→ Written request
Reproduce the records exactly.
══════════
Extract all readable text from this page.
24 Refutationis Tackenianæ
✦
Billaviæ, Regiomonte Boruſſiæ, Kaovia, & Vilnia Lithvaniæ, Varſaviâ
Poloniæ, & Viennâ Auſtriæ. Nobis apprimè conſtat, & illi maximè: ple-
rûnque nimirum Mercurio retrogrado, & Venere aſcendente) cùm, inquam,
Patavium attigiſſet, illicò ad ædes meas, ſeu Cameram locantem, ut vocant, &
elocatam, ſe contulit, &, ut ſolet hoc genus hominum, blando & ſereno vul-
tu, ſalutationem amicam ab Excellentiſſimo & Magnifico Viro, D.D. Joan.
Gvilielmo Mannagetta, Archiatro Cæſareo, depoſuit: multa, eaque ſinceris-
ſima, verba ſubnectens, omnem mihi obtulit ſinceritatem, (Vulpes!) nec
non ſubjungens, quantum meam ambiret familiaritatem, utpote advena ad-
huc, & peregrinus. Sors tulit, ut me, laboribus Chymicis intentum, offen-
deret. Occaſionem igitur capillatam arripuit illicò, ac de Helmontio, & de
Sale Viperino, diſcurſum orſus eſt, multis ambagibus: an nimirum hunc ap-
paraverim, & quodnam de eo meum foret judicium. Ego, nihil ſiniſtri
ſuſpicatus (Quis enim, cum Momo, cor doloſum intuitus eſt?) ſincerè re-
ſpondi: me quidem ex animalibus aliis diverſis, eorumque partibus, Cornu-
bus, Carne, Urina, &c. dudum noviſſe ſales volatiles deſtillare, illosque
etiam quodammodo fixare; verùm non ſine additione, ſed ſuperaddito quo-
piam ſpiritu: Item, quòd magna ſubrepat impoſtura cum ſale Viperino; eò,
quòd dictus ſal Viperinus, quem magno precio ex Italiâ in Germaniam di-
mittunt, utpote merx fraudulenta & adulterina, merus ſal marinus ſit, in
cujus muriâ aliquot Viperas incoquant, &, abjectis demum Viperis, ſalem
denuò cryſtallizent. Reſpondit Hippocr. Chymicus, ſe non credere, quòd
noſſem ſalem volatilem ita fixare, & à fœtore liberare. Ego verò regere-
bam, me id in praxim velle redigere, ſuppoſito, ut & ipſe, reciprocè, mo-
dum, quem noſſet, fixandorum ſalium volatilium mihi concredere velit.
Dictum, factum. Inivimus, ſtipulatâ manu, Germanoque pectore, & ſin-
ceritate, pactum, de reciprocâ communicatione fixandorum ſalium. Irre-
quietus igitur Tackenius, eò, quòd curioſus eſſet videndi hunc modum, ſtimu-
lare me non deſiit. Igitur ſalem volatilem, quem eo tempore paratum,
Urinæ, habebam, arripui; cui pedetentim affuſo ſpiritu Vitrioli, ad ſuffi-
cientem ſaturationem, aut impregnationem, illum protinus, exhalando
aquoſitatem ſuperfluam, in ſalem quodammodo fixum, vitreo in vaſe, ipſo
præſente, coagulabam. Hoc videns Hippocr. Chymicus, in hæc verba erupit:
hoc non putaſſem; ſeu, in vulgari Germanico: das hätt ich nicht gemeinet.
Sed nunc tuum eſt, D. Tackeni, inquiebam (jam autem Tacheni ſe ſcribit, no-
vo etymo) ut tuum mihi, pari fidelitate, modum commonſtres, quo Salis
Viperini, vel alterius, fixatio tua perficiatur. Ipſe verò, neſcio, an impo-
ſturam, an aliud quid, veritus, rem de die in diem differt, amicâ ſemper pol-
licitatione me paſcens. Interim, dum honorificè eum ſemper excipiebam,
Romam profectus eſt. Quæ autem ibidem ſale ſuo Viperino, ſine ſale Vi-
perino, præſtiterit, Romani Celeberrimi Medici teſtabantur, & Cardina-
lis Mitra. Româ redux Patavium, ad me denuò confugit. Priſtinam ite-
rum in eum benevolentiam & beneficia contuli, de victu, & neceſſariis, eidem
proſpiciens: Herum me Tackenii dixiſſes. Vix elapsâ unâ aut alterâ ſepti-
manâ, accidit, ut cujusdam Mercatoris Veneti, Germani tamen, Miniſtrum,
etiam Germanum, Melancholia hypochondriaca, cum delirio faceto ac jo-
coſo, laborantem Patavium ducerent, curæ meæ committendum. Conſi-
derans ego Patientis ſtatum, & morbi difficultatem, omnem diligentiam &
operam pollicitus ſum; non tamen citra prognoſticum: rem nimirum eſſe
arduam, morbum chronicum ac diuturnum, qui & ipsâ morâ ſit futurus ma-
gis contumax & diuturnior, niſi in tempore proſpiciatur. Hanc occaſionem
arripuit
══════════
→ Task result
Extract all readable text from this page.
24 Refutationis Tackenianæ
✦
Billaviæ, Regiomonte Boruſſiæ, Kaovia, & Vilnia Lithvaniæ, Varſaviâ
Poloniæ, & Viennâ Auſtriæ. Nobis apprimè conſtat, & illi maximè: ple-
rûnque nimirum Mercurio retrogrado, & Venere aſcendente) cùm, inquam,
Patavium attigiſſet, illicò ad ædes meas, ſeu Cameram locantem, ut vocant, &
elocatam, ſe contulit, &, ut ſolet hoc genus hominum, blando & ſereno vul-
tu, ſalutationem amicam ab Excellentiſſimo & Magnifico Viro, D.D. Joan.
Gvilielmo Mannagetta, Archiatro Cæſareo, depoſuit: multa, eaque ſinceris-
ſima, verba ſubnectens, omnem mihi obtulit ſinceritatem, (Vulpes!) nec
non ſubjungens, quantum meam ambiret familiaritatem, utpote advena ad-
huc, & peregrinus. Sors tulit, ut me, laboribus Chymicis intentum, offen-
deret. Occaſionem igitur capillatam arripuit illicò, ac de Helmontio, & de
Sale Viperino, diſcurſum orſus eſt, multis ambagibus: an nimirum hunc ap-
paraverim, & quodnam de eo meum foret judicium. Ego, nihil ſiniſtri
ſuſpicatus (Quis enim, cum Momo, cor doloſum intuitus eſt?) ſincerè re-
ſpondi: me quidem ex animalibus aliis diverſis, eorumque partibus, Cornu-
bus, Carne, Urina, &c. dudum noviſſe ſales volatiles deſtillare, illosque
etiam quodammodo fixare; verùm non ſine additione, ſed ſuperaddito quo-
piam ſpiritu: Item, quòd magna ſubrepat impoſtura cum ſale Viperino; eò,
quòd dictus ſal Viperinus, quem magno precio ex Italiâ in Germaniam di-
mittunt, utpote merx fraudulenta & adulterina, merus ſal marinus ſit, in
cujus muriâ aliquot Viperas incoquant, &, abjectis demum Viperis, ſalem
denuò cryſtallizent. Reſpondit Hippocr. Chymicus, ſe non credere, quòd
noſſem ſalem volatilem ita fixare, & à fœtore liberare. Ego verò regere-
bam, me id in praxim velle redigere, ſuppoſito, ut & ipſe, reciprocè, mo-
dum, quem noſſet, fixandorum ſalium volatilium mihi concredere velit.
Dictum, factum. Inivimus, ſtipulatâ manu, Germanoque pectore, & ſin-
ceritate, pactum, de reciprocâ communicatione fixandorum ſalium. Irre-
quietus igitur Tackenius, eò, quòd curioſus eſſet videndi hunc modum, ſtimu-
lare me non deſiit. Igitur ſalem volatilem, quem eo tempore paratum,
Urinæ, habebam, arripui; cui pedetentim affuſo ſpiritu Vitrioli, ad ſuffi-
cientem ſaturationem, aut impregnationem, illum protinus, exhalando
aquoſitatem ſuperfluam, in ſalem quodammodo fixum, vitreo in vaſe, ipſo
præſente, coagulabam. Hoc videns Hippocr. Chymicus, in hæc verba erupit:
hoc non putaſſem; ſeu, in vulgari Germanico: das hätt ich nicht gemeinet.
Sed nunc tuum eſt, D. Tackeni, inquiebam (jam autem Tacheni ſe ſcribit, no-
vo etymo) ut tuum mihi, pari fidelitate, modum commonſtres, quo Salis
Viperini, vel alterius, fixatio tua perficiatur. Ipſe verò, neſcio, an impo-
ſturam, an aliud quid, veritus, rem de die in diem differt, amicâ ſemper pol-
licitatione me paſcens. Interim, dum honorificè eum ſemper excipiebam,
Romam profectus eſt. Quæ autem ibidem ſale ſuo Viperino, ſine ſale Vi-
perino, præſtiterit, Romani Celeberrimi Medici teſtabantur, & Cardina-
lis Mitra. Româ redux Patavium, ad me denuò confugit. Priſtinam ite-
rum in eum benevolentiam & beneficia contuli, de victu, & neceſſariis, eidem
proſpiciens: Herum me Tackenii dixiſſes. Vix elapsâ unâ aut alterâ ſepti-
manâ, accidit, ut cujusdam Mercatoris Veneti, Germani tamen, Miniſtrum,
etiam Germanum, Melancholia hypochondriaca, cum delirio faceto ac jo-
coſo, laborantem Patavium ducerent, curæ meæ committendum. Conſi-
derans ego Patientis ſtatum, & morbi difficultatem, omnem diligentiam &
operam pollicitus ſum; non tamen citra prognoſticum: rem nimirum eſſe
arduam, morbum chronicum ac diuturnum, qui & ipsâ morâ ſit futurus ma-
gis contumax & diuturnior, niſi in tempore proſpiciatur. Hanc occaſionem
arripuit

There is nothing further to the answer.